**Task statement:**
Scan the lines below for "Buna"; report the number of lines that contain it, and only that.

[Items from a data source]

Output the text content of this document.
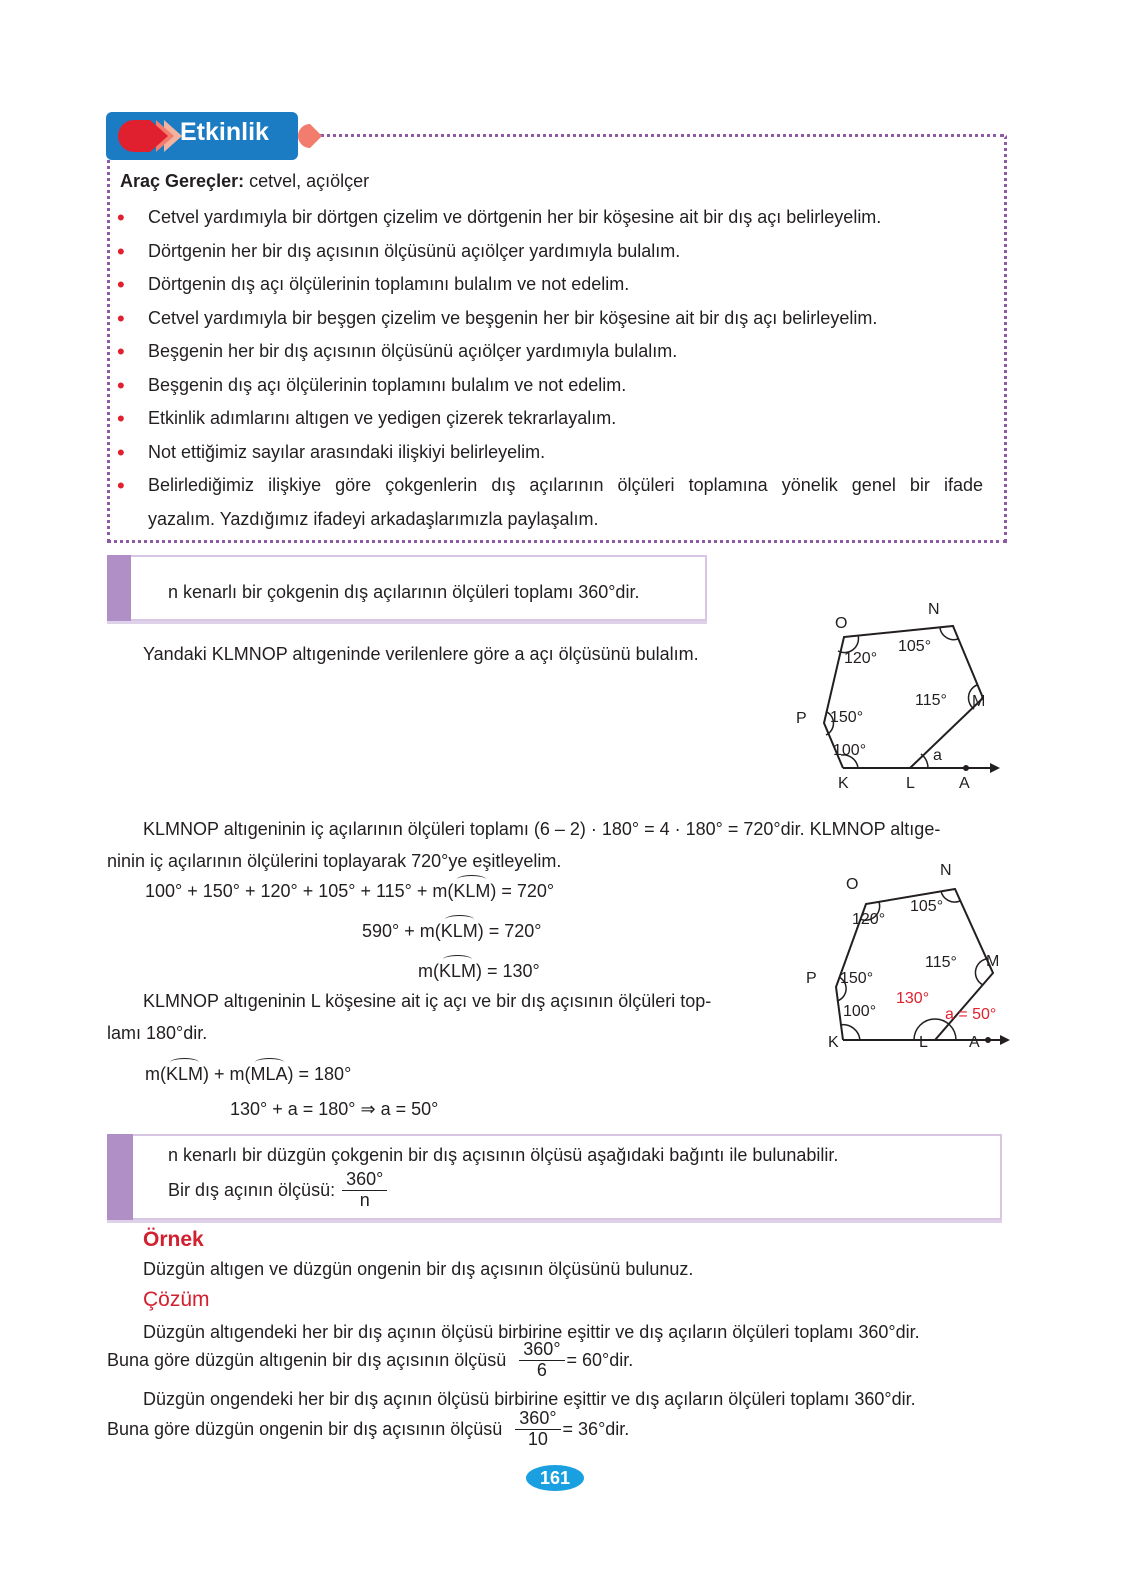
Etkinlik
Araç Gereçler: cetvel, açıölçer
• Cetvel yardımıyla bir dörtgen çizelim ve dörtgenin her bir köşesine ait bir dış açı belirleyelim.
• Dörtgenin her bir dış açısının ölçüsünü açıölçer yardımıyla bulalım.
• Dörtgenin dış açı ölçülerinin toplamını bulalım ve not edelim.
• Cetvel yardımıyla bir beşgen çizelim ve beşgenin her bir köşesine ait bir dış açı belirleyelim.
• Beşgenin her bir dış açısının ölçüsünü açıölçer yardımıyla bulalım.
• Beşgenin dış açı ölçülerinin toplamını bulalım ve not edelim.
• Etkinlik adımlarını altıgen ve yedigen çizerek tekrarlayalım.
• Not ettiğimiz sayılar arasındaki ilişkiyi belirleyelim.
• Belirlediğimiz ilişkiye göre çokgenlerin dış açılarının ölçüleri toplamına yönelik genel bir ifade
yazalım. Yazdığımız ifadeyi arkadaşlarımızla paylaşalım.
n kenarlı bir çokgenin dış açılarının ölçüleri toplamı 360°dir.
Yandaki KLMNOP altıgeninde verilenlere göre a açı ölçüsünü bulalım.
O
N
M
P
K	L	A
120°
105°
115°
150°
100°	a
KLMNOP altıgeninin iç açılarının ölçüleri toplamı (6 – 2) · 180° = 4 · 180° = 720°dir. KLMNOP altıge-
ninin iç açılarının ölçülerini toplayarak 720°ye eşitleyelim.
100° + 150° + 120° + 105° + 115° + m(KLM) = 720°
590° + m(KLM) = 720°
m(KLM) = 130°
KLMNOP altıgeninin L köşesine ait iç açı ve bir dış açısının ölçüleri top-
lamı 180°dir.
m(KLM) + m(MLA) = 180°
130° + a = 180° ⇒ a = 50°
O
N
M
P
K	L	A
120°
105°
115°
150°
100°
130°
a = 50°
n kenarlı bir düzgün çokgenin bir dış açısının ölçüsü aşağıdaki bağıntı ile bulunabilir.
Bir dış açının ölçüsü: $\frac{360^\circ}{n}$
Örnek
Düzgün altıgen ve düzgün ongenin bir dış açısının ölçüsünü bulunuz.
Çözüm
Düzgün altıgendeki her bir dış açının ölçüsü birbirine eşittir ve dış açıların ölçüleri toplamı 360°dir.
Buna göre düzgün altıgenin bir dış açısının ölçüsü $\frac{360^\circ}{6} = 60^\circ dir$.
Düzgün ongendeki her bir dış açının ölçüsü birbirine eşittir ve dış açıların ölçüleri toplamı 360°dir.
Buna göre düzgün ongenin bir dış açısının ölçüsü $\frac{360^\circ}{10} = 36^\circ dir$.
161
...
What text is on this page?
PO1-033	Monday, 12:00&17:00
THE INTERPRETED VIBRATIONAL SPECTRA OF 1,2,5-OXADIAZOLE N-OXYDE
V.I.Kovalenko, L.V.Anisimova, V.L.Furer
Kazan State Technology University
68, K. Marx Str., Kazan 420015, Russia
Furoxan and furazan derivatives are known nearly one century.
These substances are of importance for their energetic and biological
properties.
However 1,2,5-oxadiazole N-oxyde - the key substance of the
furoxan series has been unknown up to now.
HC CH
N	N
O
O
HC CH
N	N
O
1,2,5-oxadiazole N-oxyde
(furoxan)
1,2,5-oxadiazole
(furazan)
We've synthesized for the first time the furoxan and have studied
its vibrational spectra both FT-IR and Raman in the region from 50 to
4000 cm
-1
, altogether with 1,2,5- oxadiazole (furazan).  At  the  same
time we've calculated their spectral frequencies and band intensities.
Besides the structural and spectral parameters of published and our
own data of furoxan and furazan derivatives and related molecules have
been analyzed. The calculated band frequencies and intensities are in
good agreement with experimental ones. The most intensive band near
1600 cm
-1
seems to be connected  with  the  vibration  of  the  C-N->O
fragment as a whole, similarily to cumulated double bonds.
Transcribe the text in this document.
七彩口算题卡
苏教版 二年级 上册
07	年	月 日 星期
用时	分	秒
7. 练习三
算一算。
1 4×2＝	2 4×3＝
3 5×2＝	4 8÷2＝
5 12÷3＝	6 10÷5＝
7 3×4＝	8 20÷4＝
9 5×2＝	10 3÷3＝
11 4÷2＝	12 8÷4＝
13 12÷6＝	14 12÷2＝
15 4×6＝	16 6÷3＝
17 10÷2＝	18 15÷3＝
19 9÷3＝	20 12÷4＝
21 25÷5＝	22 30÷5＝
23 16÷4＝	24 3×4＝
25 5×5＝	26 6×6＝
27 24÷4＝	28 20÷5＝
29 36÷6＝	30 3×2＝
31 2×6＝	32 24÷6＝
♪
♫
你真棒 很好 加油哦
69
---
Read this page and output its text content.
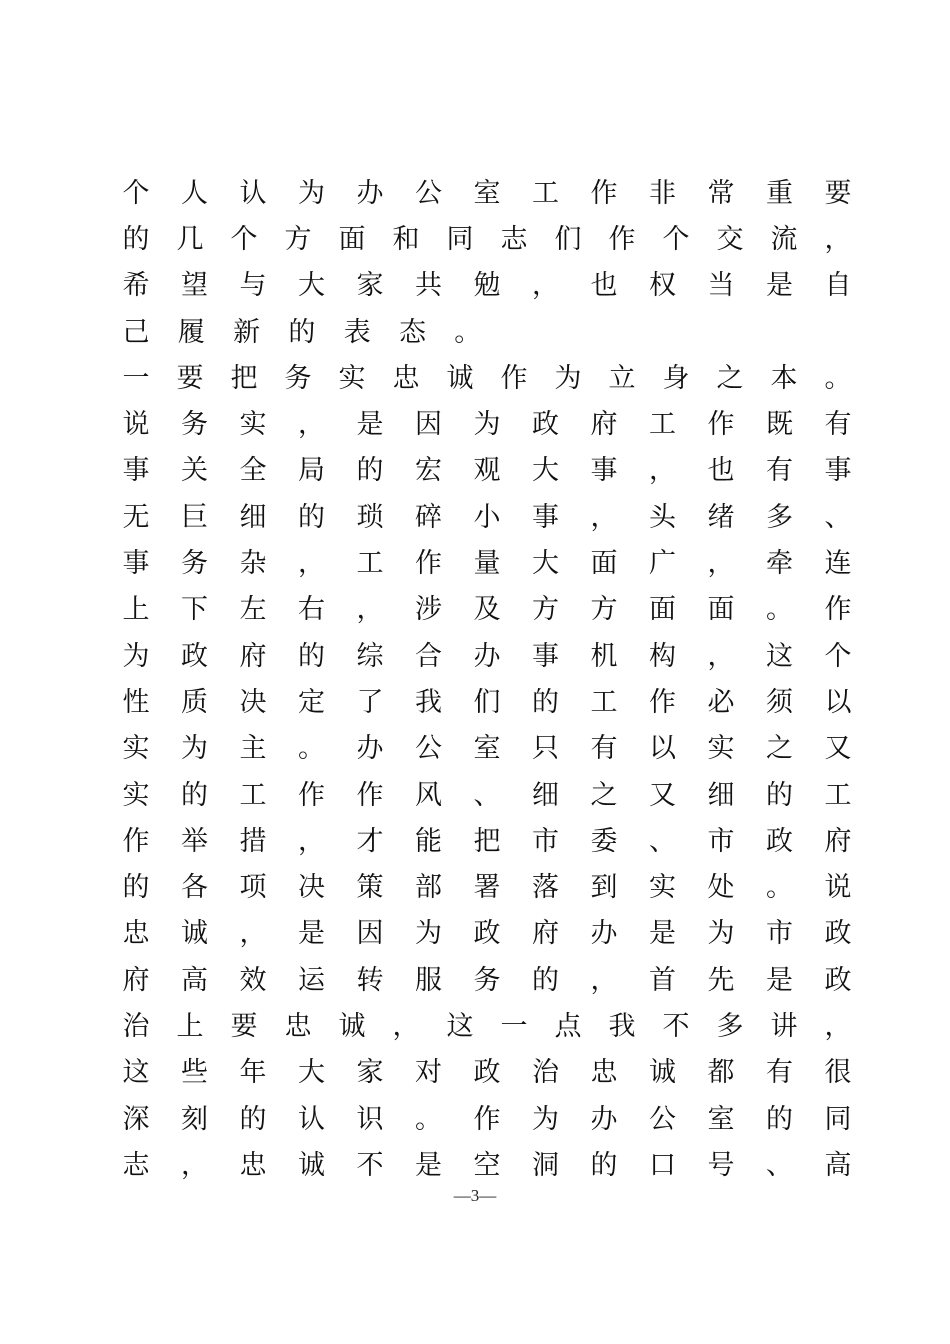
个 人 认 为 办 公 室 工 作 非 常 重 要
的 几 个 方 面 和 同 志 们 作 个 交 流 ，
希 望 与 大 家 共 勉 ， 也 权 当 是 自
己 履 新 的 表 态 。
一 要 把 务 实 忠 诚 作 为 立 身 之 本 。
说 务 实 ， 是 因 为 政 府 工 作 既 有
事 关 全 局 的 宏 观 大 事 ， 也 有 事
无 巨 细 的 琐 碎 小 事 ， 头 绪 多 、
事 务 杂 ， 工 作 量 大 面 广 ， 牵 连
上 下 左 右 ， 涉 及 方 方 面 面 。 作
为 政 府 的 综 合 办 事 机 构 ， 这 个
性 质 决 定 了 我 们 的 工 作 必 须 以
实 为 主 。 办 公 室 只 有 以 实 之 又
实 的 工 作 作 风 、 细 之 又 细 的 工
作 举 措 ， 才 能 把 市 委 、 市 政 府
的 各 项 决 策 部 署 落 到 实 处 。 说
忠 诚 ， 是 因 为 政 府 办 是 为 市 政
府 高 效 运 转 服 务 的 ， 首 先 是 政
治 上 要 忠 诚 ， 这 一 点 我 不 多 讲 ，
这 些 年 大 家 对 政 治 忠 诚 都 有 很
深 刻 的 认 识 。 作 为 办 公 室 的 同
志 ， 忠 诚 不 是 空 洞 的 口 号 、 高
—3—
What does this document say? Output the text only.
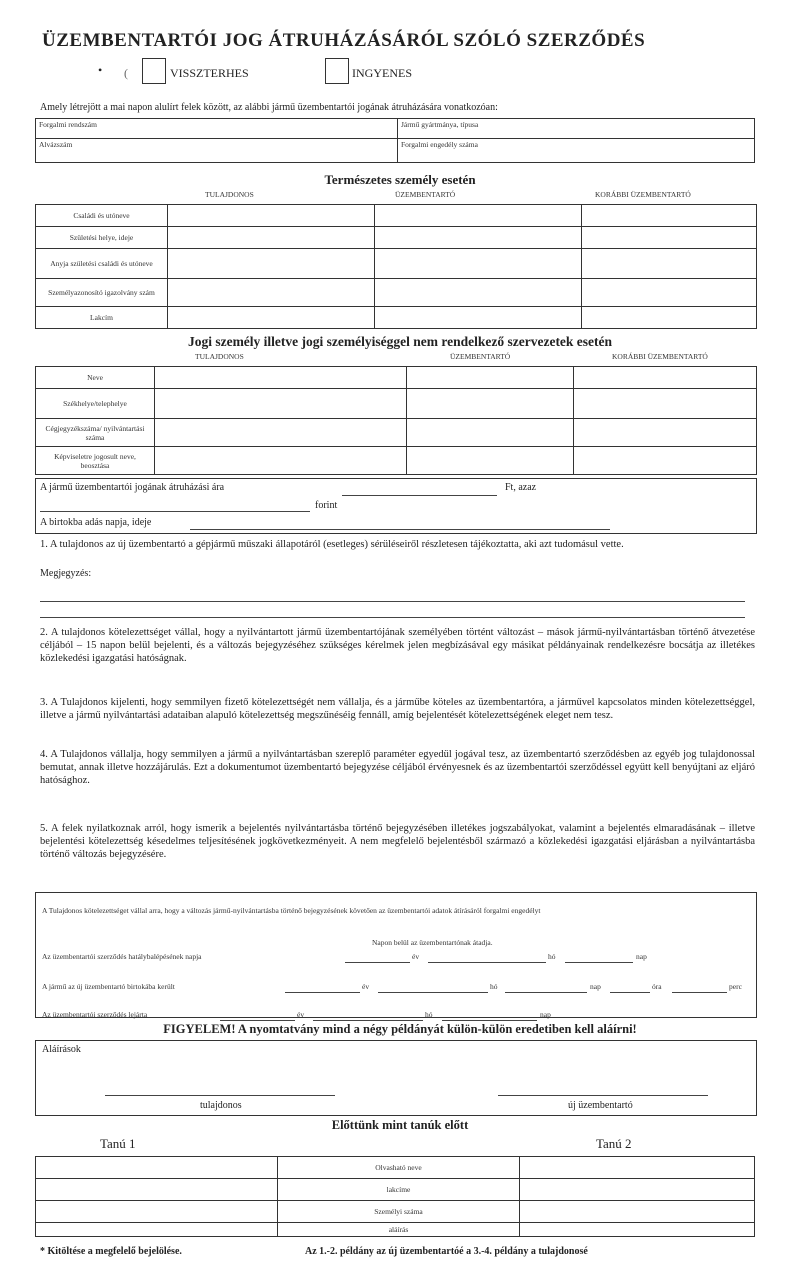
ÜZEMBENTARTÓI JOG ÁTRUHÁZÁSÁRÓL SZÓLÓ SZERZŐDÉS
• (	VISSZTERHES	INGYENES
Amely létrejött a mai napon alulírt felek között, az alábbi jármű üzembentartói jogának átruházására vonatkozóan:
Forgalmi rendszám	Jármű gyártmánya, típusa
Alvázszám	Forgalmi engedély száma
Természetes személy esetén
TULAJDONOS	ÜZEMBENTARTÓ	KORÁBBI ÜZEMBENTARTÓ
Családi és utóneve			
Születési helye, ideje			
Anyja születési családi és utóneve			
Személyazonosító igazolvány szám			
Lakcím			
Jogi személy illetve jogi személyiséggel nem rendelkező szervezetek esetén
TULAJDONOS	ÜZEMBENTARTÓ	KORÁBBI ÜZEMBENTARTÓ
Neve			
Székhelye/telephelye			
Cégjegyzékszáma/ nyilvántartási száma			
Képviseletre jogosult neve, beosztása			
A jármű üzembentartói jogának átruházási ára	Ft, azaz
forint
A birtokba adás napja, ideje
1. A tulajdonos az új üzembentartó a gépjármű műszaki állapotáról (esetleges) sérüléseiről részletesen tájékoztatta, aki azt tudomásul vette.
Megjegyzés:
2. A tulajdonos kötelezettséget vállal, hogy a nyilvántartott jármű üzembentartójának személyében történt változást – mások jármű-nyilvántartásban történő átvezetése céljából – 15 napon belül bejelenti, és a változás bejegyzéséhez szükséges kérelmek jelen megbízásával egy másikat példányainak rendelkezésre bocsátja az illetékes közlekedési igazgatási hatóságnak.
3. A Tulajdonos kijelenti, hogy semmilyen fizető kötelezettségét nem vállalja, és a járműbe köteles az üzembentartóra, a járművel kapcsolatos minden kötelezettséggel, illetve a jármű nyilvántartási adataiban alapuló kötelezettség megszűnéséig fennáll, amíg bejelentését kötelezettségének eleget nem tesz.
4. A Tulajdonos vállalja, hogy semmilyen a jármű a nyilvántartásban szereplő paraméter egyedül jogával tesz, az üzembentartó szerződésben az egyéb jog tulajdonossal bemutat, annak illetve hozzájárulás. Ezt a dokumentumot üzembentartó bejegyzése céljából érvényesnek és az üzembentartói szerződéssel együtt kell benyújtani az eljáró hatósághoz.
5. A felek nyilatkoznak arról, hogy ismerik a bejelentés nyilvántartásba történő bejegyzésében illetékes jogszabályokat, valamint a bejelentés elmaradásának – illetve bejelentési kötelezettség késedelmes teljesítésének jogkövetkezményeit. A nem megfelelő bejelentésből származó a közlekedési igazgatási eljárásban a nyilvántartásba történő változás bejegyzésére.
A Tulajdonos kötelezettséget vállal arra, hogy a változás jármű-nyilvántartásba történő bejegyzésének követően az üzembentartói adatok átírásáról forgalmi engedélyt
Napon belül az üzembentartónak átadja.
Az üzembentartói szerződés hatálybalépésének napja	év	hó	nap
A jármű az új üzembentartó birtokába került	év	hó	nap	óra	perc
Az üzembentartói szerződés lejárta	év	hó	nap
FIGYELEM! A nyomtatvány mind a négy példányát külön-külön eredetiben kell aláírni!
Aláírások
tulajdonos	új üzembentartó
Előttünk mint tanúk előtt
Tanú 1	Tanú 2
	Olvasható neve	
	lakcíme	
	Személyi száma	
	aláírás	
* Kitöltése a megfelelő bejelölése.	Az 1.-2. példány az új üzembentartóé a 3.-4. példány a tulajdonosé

**Written response:**
2